* [Problem to work on] From the entries below, list each line with "изменения".

* [Rows]
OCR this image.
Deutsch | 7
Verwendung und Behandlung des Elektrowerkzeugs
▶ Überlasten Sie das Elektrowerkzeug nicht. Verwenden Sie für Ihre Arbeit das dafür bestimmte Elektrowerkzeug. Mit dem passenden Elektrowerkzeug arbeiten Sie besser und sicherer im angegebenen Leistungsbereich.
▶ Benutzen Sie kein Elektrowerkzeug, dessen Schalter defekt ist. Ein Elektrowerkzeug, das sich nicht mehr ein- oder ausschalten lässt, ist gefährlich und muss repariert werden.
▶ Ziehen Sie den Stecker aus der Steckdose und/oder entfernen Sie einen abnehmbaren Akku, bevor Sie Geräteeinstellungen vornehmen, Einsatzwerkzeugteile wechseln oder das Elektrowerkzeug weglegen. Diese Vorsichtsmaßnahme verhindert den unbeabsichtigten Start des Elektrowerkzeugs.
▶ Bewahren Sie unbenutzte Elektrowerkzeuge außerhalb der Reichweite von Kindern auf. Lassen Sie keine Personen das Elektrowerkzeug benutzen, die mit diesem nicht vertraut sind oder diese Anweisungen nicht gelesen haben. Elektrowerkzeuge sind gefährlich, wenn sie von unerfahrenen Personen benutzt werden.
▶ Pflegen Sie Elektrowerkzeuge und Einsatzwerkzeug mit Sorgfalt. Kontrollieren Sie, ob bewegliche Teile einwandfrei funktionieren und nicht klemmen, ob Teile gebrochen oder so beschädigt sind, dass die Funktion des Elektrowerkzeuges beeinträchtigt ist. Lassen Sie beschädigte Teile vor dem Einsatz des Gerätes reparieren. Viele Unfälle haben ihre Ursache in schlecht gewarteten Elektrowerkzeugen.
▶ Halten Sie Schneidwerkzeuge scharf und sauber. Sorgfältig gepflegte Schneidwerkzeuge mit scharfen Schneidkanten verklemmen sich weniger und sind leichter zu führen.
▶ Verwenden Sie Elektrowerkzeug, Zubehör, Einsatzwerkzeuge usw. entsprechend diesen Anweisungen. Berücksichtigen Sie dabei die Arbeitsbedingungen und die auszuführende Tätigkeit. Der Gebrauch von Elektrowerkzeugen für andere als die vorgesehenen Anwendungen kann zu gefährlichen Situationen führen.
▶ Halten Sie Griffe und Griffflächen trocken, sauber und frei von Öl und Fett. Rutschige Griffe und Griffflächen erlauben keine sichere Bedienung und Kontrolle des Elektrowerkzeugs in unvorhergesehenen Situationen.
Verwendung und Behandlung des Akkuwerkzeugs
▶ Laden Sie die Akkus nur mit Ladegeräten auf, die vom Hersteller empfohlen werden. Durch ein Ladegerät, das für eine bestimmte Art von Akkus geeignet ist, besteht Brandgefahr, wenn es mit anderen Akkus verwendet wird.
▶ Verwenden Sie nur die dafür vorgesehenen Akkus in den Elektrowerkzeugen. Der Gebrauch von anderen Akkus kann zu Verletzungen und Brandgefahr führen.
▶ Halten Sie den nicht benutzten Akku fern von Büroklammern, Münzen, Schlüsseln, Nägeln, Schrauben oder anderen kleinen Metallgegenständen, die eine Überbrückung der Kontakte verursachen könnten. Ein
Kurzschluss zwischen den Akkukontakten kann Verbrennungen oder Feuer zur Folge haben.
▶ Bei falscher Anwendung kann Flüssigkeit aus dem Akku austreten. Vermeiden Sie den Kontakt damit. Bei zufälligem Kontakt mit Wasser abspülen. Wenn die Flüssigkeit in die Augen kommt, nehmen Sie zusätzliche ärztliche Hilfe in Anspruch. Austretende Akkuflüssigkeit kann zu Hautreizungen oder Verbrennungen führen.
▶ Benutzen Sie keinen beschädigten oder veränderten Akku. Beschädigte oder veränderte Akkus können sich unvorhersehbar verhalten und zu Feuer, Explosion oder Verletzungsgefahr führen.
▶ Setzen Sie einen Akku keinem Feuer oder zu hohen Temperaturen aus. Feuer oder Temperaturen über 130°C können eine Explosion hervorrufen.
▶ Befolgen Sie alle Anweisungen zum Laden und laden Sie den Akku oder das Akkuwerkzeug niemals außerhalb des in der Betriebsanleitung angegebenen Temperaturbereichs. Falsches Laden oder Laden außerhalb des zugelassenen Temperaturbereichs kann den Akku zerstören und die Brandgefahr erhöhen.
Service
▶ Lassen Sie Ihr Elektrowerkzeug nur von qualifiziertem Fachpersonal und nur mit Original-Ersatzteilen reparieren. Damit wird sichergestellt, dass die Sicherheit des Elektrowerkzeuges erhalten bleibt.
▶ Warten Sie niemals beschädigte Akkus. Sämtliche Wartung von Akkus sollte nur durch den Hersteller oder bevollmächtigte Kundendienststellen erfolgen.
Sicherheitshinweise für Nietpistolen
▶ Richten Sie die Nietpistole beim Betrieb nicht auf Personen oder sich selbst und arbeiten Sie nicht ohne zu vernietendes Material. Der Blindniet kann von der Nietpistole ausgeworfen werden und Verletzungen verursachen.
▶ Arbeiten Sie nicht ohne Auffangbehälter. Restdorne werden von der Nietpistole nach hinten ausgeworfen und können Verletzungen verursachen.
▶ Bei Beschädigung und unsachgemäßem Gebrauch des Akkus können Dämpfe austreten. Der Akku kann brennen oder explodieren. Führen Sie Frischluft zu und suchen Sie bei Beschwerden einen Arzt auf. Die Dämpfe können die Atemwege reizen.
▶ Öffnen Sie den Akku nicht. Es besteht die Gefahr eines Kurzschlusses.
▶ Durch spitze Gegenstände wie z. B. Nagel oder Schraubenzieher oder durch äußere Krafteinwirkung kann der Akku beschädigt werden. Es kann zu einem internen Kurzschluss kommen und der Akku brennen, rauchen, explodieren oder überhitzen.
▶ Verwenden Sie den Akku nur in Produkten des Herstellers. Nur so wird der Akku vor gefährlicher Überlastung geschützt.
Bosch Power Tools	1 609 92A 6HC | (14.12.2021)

==

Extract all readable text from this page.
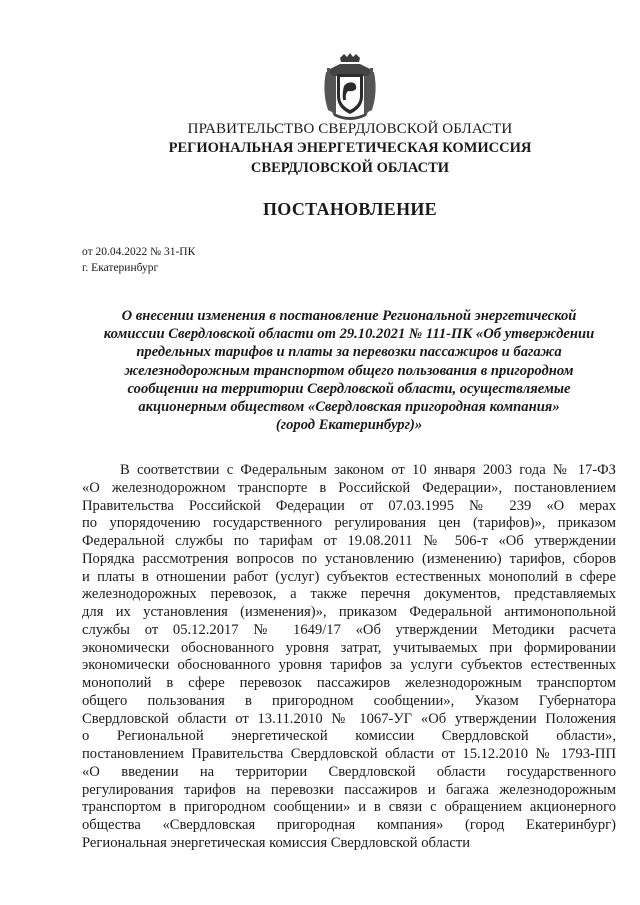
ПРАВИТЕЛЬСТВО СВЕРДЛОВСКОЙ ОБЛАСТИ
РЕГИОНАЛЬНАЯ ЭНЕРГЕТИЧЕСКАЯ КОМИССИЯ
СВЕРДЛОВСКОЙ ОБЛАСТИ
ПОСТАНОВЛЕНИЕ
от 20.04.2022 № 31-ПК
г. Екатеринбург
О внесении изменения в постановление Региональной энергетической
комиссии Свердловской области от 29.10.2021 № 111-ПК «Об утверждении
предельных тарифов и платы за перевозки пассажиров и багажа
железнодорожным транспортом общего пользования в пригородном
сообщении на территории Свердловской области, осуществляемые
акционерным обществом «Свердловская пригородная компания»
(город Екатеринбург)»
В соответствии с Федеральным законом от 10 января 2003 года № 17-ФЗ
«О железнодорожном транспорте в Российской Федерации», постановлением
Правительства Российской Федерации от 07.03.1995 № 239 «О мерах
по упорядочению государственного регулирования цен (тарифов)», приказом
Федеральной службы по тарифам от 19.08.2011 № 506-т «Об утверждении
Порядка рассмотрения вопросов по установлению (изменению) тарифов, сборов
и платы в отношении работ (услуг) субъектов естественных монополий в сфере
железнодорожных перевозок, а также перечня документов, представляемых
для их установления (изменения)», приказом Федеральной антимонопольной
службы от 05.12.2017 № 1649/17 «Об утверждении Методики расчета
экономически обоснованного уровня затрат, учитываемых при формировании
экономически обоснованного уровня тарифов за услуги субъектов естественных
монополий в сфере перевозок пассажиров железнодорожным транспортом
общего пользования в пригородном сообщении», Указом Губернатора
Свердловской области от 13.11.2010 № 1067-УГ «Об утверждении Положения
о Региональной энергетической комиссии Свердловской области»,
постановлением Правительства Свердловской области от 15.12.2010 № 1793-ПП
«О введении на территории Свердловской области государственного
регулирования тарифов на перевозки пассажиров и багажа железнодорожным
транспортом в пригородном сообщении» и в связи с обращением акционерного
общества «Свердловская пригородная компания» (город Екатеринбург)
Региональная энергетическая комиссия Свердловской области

* [Reply to the task]
О внесении изменения в постановление Региональной энергетической
для их установления (изменения)», приказом Федеральной антимонопольной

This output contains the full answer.